● Source records:
########################################

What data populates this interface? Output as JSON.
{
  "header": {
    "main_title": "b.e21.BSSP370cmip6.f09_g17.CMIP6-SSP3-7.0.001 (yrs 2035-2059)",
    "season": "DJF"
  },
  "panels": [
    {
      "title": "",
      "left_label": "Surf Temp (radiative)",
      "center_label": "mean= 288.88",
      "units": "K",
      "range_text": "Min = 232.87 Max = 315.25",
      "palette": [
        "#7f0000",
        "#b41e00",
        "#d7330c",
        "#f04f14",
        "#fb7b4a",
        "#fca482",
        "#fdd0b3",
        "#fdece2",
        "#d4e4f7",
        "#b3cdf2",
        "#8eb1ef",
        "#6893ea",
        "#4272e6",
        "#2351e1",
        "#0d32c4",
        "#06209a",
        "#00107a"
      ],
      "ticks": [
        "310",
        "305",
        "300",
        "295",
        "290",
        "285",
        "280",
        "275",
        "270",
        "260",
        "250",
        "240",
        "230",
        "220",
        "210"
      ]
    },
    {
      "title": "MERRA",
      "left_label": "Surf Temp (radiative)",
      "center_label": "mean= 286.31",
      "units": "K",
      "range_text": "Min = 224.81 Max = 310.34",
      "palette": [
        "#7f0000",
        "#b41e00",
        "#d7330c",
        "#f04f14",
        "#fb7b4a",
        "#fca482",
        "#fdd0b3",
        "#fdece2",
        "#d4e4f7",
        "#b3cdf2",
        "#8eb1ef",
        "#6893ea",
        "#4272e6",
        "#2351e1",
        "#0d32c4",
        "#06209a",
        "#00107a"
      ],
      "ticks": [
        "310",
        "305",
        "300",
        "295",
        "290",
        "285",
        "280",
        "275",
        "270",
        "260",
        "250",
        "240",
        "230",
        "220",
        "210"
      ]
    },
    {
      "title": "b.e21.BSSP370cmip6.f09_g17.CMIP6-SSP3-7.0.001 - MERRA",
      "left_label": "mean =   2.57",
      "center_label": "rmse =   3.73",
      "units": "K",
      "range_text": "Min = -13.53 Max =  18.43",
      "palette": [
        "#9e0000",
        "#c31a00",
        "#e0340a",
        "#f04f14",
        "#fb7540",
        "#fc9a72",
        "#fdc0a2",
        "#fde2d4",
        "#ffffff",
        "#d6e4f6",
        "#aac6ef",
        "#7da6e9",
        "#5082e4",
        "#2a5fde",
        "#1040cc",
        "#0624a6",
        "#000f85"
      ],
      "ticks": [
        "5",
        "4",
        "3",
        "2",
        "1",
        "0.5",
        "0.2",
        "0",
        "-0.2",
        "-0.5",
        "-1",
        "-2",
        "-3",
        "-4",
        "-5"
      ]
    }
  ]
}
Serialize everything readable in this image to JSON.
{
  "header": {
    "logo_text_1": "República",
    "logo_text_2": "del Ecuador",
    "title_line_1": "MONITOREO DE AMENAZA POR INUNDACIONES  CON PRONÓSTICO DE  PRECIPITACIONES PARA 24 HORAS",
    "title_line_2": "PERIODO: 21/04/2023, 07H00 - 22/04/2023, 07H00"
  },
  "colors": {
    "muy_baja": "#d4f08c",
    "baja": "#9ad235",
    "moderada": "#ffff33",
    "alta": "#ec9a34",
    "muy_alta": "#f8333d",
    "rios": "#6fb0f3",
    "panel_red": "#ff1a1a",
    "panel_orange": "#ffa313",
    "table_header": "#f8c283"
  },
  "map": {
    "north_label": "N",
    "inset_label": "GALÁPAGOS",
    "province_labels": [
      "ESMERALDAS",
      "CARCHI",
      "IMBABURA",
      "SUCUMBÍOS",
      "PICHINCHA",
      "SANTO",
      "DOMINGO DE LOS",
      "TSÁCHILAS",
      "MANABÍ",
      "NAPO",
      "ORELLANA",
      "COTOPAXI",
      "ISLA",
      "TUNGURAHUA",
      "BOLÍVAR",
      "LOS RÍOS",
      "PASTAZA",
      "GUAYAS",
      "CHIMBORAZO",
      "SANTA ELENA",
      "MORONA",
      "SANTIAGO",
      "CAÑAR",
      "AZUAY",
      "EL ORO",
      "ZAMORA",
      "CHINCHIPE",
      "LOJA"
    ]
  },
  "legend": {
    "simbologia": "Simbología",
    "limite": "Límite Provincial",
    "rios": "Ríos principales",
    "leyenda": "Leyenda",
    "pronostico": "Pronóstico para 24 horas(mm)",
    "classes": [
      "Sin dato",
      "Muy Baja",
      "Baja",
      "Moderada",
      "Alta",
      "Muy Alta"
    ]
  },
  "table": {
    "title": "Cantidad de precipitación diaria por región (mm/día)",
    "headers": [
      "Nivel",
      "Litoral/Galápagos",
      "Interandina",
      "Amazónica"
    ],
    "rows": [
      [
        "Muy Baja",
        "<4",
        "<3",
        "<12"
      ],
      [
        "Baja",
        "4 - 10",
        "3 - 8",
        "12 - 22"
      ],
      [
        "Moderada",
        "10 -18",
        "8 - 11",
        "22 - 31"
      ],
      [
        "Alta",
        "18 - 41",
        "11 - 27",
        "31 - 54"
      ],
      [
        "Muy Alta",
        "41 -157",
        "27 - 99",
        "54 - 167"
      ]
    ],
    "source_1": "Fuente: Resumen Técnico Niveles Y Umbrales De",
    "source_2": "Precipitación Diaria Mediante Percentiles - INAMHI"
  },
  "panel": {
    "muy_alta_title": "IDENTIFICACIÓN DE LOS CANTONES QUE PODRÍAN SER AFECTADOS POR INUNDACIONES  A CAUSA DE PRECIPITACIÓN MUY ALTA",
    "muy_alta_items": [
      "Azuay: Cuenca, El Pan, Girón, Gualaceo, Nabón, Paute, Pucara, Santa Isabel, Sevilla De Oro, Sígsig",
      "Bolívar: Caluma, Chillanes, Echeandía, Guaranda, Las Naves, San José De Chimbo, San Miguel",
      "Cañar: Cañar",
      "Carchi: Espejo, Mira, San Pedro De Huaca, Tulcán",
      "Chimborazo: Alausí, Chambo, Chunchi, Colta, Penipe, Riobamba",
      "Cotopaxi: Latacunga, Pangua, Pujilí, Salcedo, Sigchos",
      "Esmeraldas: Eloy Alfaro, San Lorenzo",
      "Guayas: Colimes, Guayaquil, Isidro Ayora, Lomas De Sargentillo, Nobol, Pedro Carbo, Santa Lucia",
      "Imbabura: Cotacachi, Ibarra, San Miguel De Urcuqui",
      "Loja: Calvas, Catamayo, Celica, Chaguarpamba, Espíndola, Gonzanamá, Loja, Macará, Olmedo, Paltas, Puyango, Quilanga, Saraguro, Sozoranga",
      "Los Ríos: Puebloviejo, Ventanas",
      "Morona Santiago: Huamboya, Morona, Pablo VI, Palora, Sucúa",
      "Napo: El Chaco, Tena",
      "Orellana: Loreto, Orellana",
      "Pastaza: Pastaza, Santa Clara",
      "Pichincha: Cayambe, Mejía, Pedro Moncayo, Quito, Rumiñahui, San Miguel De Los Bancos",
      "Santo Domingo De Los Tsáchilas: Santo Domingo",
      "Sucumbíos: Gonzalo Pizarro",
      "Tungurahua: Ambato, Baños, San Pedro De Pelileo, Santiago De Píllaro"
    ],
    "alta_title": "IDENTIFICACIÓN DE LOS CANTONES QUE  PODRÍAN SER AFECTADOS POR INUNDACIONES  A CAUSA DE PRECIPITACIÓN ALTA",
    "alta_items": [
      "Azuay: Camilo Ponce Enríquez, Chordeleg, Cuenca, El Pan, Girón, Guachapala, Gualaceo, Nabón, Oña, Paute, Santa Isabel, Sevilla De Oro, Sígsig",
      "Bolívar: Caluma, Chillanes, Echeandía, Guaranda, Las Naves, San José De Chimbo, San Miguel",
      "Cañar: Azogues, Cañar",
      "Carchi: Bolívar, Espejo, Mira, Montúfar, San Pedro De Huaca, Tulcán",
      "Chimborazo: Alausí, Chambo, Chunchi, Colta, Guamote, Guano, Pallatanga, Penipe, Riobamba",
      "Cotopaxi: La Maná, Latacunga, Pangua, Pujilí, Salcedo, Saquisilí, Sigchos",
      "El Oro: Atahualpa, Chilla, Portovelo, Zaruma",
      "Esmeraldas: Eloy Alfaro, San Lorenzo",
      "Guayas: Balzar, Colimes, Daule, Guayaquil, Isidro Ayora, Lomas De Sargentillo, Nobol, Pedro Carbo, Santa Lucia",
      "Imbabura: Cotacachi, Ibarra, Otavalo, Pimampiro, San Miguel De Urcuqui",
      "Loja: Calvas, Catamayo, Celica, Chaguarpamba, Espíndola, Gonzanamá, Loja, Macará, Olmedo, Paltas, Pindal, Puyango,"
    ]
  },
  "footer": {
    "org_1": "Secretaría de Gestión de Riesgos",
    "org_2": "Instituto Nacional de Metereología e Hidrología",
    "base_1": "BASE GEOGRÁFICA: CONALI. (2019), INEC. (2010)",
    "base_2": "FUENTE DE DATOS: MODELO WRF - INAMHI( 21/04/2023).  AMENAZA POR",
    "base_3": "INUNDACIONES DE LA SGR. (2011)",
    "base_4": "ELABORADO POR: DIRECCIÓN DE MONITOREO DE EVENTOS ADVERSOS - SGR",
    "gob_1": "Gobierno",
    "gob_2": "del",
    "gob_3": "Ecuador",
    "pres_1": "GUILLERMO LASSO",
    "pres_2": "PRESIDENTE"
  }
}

########################################

● Task description:
Copy out each line of the listing that holds "Guayaquil".

● Reply to the task:
      "Guayas: Colimes, Guayaquil, Isidro Ayora, Lomas De Sargentillo, Nobol, Pedro Carbo, Santa Lucia",
      "Guayas: Balzar, Colimes, Daule, Guayaquil, Isidro Ayora, Lomas De Sargentillo, Nobol, Pedro Carbo, Santa Lucia",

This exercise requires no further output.